WHAT TO PRODUCE:
Look over the entries that follow and work out how many lines contain "folder". State the number only.

STORED ROWS:

+===+

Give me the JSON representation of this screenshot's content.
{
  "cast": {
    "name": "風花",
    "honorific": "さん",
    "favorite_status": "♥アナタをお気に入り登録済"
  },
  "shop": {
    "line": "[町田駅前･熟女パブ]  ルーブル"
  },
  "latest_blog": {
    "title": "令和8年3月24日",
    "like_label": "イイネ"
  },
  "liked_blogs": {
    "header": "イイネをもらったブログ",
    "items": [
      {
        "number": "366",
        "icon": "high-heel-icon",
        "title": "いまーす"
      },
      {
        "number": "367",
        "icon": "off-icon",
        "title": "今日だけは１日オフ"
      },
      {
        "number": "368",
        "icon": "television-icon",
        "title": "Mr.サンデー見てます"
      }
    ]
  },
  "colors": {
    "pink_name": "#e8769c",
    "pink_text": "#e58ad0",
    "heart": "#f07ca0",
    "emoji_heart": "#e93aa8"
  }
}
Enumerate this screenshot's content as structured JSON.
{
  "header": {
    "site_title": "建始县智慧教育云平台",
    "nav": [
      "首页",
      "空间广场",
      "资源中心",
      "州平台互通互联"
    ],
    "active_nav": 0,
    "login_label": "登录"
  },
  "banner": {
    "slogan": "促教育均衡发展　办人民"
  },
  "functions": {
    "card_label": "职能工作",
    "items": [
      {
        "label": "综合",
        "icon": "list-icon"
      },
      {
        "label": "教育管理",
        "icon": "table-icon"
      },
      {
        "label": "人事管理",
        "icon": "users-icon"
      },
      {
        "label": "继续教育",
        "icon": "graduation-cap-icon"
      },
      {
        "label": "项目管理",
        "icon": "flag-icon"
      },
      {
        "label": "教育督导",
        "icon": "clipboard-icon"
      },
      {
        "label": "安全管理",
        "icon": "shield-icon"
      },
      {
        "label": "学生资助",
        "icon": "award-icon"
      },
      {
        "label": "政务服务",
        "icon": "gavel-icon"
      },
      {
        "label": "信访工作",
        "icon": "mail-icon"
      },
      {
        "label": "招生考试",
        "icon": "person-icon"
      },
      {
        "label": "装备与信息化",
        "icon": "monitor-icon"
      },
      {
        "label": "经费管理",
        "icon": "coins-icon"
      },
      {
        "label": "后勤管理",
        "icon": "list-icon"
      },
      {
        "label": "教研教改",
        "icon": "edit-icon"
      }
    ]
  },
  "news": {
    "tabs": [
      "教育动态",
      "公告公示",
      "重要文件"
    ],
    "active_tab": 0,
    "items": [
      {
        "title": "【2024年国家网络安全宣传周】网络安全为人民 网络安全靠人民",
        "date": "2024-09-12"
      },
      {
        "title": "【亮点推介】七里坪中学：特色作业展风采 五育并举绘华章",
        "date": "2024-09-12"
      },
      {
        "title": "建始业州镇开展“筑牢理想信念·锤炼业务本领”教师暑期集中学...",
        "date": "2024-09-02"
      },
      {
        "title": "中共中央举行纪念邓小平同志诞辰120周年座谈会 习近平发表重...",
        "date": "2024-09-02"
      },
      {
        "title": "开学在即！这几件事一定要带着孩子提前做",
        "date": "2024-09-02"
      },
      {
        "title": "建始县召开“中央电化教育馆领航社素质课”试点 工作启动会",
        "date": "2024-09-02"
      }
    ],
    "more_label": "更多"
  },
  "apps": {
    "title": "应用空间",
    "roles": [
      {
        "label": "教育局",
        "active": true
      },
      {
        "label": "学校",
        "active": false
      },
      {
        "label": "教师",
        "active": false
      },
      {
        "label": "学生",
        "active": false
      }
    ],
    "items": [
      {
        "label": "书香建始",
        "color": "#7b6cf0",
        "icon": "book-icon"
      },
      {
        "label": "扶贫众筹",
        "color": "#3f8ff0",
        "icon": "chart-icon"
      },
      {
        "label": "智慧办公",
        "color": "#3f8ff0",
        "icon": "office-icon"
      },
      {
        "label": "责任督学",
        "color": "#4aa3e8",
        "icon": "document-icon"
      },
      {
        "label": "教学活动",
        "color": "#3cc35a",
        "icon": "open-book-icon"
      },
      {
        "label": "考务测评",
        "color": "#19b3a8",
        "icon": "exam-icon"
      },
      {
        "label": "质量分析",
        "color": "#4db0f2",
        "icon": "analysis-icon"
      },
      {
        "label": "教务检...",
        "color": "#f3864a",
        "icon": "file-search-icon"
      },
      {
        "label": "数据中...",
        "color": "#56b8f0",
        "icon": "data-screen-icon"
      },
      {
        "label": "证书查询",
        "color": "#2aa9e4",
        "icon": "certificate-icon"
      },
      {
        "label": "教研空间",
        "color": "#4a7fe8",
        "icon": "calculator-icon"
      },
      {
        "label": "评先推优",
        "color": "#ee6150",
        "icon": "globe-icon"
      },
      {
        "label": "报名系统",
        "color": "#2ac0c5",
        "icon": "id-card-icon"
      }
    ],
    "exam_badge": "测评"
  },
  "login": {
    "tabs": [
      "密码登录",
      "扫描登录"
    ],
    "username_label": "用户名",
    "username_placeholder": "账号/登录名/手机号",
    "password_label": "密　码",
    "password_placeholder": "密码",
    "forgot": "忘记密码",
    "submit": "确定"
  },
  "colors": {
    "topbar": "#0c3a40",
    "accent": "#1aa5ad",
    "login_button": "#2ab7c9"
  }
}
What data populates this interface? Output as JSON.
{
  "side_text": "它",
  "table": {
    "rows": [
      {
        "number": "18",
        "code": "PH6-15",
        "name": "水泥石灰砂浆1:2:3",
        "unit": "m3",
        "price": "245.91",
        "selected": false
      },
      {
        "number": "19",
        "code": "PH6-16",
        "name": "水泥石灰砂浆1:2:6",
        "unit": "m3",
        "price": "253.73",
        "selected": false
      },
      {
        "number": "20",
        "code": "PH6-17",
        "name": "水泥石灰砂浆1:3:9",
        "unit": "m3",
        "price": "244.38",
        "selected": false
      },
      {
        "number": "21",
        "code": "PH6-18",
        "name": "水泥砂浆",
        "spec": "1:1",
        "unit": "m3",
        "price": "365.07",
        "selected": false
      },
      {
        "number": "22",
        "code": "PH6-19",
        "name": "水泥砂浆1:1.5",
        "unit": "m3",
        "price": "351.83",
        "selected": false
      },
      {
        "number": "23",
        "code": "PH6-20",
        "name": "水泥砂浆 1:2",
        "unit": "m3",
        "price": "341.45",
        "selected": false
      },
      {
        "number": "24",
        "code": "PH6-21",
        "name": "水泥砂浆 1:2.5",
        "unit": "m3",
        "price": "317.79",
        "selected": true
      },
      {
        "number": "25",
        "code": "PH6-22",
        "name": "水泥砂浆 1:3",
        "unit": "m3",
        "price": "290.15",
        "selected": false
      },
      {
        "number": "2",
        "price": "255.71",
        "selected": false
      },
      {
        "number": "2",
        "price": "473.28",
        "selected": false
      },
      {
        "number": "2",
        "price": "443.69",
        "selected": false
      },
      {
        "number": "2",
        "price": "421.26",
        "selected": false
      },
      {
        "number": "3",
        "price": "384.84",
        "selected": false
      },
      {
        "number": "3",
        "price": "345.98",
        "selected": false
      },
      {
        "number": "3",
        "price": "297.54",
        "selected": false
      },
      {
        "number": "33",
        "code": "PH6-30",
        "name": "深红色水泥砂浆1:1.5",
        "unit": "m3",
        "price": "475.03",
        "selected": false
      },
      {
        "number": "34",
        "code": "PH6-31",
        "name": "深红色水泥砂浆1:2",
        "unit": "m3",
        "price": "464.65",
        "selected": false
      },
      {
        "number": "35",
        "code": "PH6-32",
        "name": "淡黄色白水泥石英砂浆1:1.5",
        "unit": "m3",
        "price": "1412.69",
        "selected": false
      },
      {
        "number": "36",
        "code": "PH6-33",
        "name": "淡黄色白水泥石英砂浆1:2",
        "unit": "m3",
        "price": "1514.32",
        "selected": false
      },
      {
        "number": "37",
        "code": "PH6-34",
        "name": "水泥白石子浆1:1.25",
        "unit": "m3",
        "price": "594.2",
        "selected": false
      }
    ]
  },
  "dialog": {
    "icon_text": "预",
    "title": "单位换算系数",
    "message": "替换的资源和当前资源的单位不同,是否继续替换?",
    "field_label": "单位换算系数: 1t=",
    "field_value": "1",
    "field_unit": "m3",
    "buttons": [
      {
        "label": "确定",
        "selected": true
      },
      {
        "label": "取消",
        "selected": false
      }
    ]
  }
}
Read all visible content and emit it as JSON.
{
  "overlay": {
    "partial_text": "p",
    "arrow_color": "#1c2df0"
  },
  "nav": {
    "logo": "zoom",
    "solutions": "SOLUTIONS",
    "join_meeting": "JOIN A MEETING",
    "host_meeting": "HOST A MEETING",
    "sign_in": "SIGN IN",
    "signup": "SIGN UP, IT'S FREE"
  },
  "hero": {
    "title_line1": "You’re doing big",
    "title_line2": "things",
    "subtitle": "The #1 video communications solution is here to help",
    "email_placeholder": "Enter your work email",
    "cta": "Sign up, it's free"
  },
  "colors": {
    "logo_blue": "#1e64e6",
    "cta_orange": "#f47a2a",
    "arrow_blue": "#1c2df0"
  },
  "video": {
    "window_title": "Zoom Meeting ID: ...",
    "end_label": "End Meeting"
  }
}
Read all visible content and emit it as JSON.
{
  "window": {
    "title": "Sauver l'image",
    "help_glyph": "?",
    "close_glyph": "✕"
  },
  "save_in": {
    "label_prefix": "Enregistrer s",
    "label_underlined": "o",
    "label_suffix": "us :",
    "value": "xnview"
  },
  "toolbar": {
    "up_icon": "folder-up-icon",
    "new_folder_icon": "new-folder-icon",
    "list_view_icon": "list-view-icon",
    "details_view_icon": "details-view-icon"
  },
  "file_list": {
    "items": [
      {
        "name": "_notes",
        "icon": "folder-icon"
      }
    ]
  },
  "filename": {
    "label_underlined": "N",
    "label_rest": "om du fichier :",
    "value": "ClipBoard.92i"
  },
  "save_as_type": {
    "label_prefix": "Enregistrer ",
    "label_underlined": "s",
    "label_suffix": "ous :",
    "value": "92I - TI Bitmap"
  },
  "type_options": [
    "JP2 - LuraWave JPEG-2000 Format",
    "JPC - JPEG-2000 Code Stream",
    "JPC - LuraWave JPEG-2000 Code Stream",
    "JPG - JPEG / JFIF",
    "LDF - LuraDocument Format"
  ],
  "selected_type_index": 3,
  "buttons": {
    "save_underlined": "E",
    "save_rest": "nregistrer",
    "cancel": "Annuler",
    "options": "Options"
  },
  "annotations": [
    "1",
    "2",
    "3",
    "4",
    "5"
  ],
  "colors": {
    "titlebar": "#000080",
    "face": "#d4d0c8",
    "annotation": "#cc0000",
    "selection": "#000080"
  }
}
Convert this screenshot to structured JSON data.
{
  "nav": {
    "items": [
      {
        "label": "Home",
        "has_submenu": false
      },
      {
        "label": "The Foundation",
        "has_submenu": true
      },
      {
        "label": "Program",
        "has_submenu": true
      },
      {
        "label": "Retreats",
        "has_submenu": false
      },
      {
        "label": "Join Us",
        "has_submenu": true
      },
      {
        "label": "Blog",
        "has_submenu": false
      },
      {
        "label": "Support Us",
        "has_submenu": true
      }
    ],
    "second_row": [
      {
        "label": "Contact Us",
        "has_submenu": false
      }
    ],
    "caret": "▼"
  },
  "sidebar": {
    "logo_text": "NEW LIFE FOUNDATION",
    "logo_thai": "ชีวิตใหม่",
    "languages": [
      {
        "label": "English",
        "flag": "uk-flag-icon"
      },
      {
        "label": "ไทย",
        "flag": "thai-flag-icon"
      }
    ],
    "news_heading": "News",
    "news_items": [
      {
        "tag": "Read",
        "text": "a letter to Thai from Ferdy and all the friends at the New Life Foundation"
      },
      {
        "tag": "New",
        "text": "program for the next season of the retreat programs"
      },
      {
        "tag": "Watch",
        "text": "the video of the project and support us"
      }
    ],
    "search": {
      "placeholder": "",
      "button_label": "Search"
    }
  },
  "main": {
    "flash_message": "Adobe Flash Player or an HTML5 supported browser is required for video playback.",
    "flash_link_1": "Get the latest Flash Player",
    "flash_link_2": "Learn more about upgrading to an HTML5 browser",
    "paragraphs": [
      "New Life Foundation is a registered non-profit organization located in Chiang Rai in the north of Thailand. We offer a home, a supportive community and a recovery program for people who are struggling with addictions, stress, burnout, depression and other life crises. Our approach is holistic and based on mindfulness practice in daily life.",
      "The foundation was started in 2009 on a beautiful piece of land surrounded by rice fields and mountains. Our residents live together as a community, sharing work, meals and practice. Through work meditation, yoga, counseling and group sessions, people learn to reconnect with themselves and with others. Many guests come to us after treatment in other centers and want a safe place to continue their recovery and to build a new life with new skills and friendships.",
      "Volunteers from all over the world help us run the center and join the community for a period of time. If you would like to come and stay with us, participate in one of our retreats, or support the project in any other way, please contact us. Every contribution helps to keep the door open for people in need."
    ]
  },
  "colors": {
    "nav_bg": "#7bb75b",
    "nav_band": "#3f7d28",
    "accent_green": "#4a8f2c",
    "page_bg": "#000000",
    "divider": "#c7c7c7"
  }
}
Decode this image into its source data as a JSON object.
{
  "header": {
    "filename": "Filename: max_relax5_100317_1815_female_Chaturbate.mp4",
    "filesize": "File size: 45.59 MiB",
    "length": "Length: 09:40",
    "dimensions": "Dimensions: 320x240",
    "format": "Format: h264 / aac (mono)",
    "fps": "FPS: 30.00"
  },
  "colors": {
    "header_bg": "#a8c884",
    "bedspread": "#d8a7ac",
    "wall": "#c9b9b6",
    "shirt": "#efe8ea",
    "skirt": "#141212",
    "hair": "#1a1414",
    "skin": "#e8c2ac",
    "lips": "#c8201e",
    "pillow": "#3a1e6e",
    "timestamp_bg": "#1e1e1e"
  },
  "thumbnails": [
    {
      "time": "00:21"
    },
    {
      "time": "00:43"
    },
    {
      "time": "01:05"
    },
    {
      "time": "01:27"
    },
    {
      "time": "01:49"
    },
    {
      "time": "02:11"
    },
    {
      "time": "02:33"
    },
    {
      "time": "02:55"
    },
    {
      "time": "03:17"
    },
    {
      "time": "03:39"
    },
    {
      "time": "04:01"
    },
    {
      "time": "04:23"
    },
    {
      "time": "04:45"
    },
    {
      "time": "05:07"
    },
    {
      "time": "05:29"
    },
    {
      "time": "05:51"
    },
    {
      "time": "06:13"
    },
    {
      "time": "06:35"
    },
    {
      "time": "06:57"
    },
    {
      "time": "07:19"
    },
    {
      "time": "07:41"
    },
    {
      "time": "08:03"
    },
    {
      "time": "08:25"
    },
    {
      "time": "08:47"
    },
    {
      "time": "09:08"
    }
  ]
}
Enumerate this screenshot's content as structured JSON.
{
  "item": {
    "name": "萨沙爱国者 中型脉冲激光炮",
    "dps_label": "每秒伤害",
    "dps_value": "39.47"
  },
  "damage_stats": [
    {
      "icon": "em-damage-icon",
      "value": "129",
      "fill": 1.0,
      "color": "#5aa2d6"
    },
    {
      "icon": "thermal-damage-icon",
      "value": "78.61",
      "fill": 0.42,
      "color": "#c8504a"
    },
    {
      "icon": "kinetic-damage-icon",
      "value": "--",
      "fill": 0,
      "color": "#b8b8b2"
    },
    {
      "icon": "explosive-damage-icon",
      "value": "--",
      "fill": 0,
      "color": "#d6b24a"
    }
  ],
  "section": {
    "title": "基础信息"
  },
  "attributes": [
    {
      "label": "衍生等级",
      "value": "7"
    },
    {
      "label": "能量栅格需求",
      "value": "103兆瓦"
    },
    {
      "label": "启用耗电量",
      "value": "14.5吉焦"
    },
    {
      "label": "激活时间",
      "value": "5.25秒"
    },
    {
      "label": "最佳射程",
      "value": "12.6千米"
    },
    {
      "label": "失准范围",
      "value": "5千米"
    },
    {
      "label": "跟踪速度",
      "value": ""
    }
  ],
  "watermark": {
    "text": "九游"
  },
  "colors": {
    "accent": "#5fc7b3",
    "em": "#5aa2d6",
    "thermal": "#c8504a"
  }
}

+===+

RESPONSE:
3